PROBLEM TO WORK ON -> Set down the records once more, please, exactly and with the pictures left out.
-- start of INPUT --
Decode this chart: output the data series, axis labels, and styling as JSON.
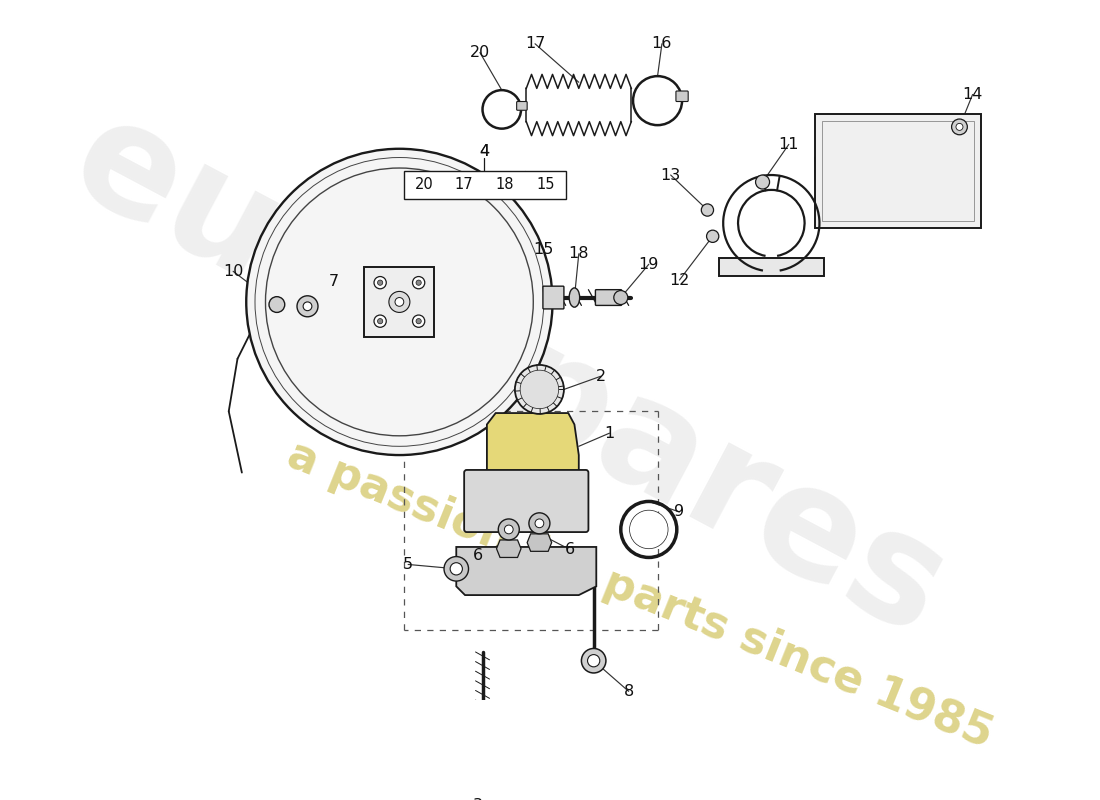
{
  "bg_color": "#ffffff",
  "watermark_text1": "eurospares",
  "watermark_text2": "a passion for parts since 1985",
  "line_color": "#1a1a1a",
  "label_fontsize": 11.5,
  "watermark_color1": "#c8c8c8",
  "watermark_color2": "#c8b840"
}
-- end of INPUT --
RIGHT ANSWER ->
Decode this chart: output the data series, axis labels, and styling as JSON.
{
  "bg_color": "#ffffff",
  "watermark_text1": "eurospares",
  "watermark_text2": "a passion for parts since 1985",
  "line_color": "#1a1a1a",
  "label_fontsize": 11.5,
  "watermark_color1": "#c8c8c8",
  "watermark_color2": "#c8b840"
}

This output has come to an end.